* Begin DATASET ENTRIES *
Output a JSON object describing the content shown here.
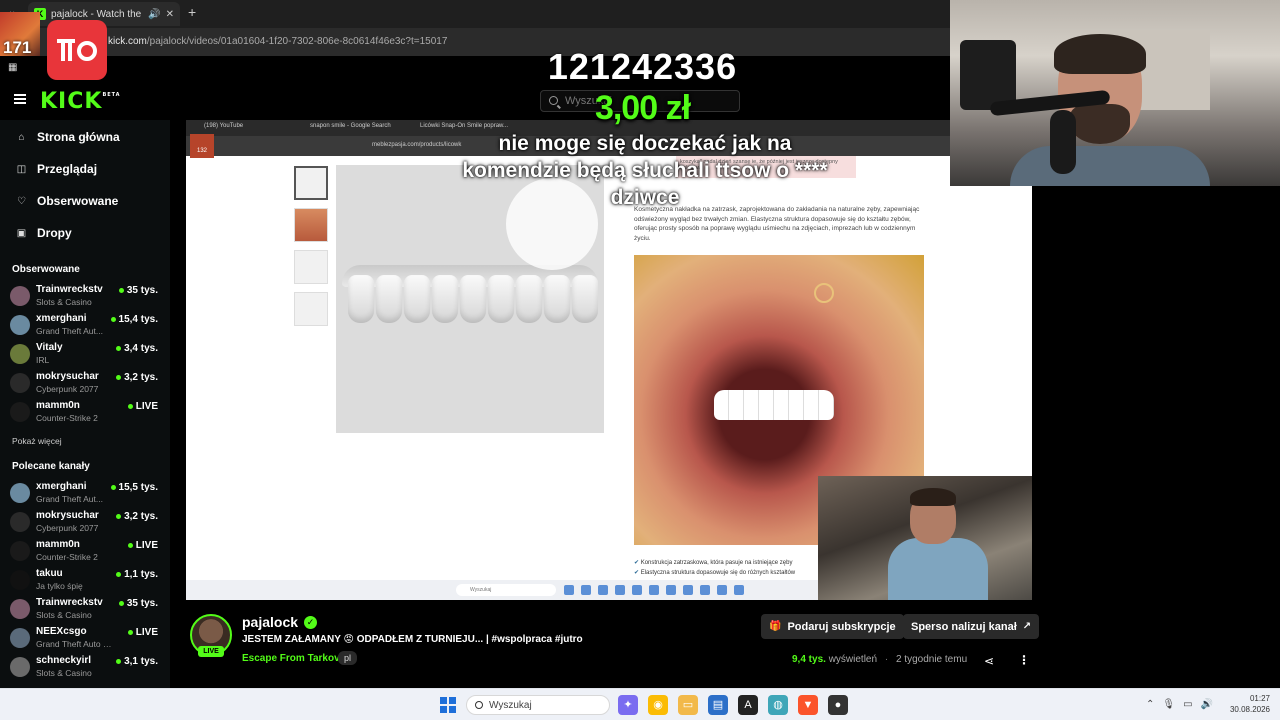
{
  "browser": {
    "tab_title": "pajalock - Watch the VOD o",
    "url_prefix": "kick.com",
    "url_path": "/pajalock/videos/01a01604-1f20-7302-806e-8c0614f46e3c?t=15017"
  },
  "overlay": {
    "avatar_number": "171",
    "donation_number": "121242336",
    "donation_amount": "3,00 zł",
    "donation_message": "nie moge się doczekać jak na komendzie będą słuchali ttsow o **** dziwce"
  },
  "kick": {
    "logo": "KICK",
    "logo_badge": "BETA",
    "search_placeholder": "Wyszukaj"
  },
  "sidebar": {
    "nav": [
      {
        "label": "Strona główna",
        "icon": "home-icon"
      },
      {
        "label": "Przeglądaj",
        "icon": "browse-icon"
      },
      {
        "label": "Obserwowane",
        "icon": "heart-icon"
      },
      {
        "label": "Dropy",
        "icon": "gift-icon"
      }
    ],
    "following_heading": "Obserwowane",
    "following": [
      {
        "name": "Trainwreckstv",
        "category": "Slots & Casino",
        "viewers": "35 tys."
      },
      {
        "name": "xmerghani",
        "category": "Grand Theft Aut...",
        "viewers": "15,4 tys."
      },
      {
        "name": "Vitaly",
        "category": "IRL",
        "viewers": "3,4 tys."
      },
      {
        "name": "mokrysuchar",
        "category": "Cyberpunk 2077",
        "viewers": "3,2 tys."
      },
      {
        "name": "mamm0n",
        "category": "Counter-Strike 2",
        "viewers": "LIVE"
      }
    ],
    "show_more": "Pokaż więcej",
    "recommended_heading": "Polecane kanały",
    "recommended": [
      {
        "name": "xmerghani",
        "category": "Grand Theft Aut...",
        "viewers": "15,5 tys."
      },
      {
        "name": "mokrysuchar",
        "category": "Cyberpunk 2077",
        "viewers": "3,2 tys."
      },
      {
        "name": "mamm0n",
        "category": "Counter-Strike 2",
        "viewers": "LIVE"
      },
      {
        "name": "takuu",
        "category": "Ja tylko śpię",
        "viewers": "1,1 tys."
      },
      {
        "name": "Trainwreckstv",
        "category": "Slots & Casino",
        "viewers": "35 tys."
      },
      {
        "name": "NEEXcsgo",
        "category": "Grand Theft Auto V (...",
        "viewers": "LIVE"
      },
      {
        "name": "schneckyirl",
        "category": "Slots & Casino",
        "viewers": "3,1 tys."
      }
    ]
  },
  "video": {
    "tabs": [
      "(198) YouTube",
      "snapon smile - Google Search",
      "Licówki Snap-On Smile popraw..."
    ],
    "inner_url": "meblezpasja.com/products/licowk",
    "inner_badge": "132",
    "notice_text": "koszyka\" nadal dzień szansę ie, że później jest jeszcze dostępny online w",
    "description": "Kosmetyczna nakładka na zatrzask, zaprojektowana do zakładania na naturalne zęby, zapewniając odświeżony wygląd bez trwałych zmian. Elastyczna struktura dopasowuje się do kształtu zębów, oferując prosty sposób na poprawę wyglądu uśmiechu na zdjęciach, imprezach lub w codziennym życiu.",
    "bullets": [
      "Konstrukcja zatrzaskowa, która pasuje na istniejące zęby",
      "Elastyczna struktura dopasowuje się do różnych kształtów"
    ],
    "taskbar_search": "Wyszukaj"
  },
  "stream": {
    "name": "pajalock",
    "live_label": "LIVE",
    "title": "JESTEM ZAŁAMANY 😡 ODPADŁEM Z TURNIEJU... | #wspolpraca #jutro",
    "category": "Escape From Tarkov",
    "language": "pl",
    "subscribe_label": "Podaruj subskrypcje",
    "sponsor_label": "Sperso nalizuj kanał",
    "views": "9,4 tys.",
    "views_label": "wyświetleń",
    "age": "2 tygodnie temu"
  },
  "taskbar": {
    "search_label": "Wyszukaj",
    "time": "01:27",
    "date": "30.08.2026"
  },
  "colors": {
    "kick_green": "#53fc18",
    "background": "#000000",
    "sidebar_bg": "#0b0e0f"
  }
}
* End DATASET ENTRIES *
PROBLEM TO WORK ON
Transcribe the records above exactly as they appear, leaving out any pictures.

ANSWER TO THIS PROBLEM
Output a JSON object describing the content shown here.
{
  "browser": {
    "tab_title": "pajalock - Watch the VOD o",
    "url_prefix": "kick.com",
    "url_path": "/pajalock/videos/01a01604-1f20-7302-806e-8c0614f46e3c?t=15017"
  },
  "overlay": {
    "avatar_number": "171",
    "donation_number": "121242336",
    "donation_amount": "3,00 zł",
    "donation_message": "nie moge się doczekać jak na komendzie będą słuchali ttsow o **** dziwce"
  },
  "kick": {
    "logo": "KICK",
    "logo_badge": "BETA",
    "search_placeholder": "Wyszukaj"
  },
  "sidebar": {
    "nav": [
      {
        "label": "Strona główna",
        "icon": "home-icon"
      },
      {
        "label": "Przeglądaj",
        "icon": "browse-icon"
      },
      {
        "label": "Obserwowane",
        "icon": "heart-icon"
      },
      {
        "label": "Dropy",
        "icon": "gift-icon"
      }
    ],
    "following_heading": "Obserwowane",
    "following": [
      {
        "name": "Trainwreckstv",
        "category": "Slots & Casino",
        "viewers": "35 tys."
      },
      {
        "name": "xmerghani",
        "category": "Grand Theft Aut...",
        "viewers": "15,4 tys."
      },
      {
        "name": "Vitaly",
        "category": "IRL",
        "viewers": "3,4 tys."
      },
      {
        "name": "mokrysuchar",
        "category": "Cyberpunk 2077",
        "viewers": "3,2 tys."
      },
      {
        "name": "mamm0n",
        "category": "Counter-Strike 2",
        "viewers": "LIVE"
      }
    ],
    "show_more": "Pokaż więcej",
    "recommended_heading": "Polecane kanały",
    "recommended": [
      {
        "name": "xmerghani",
        "category": "Grand Theft Aut...",
        "viewers": "15,5 tys."
      },
      {
        "name": "mokrysuchar",
        "category": "Cyberpunk 2077",
        "viewers": "3,2 tys."
      },
      {
        "name": "mamm0n",
        "category": "Counter-Strike 2",
        "viewers": "LIVE"
      },
      {
        "name": "takuu",
        "category": "Ja tylko śpię",
        "viewers": "1,1 tys."
      },
      {
        "name": "Trainwreckstv",
        "category": "Slots & Casino",
        "viewers": "35 tys."
      },
      {
        "name": "NEEXcsgo",
        "category": "Grand Theft Auto V (...",
        "viewers": "LIVE"
      },
      {
        "name": "schneckyirl",
        "category": "Slots & Casino",
        "viewers": "3,1 tys."
      }
    ]
  },
  "video": {
    "tabs": [
      "(198) YouTube",
      "snapon smile - Google Search",
      "Licówki Snap-On Smile popraw..."
    ],
    "inner_url": "meblezpasja.com/products/licowk",
    "inner_badge": "132",
    "notice_text": "koszyka\" nadal dzień szansę ie, że później jest jeszcze dostępny online w",
    "description": "Kosmetyczna nakładka na zatrzask, zaprojektowana do zakładania na naturalne zęby, zapewniając odświeżony wygląd bez trwałych zmian. Elastyczna struktura dopasowuje się do kształtu zębów, oferując prosty sposób na poprawę wyglądu uśmiechu na zdjęciach, imprezach lub w codziennym życiu.",
    "bullets": [
      "Konstrukcja zatrzaskowa, która pasuje na istniejące zęby",
      "Elastyczna struktura dopasowuje się do różnych kształtów"
    ],
    "taskbar_search": "Wyszukaj"
  },
  "stream": {
    "name": "pajalock",
    "live_label": "LIVE",
    "title": "JESTEM ZAŁAMANY 😡 ODPADŁEM Z TURNIEJU... | #wspolpraca #jutro",
    "category": "Escape From Tarkov",
    "language": "pl",
    "subscribe_label": "Podaruj subskrypcje",
    "sponsor_label": "Sperso nalizuj kanał",
    "views": "9,4 tys.",
    "views_label": "wyświetleń",
    "age": "2 tygodnie temu"
  },
  "taskbar": {
    "search_label": "Wyszukaj",
    "time": "01:27",
    "date": "30.08.2026"
  },
  "colors": {
    "kick_green": "#53fc18",
    "background": "#000000",
    "sidebar_bg": "#0b0e0f"
  }
}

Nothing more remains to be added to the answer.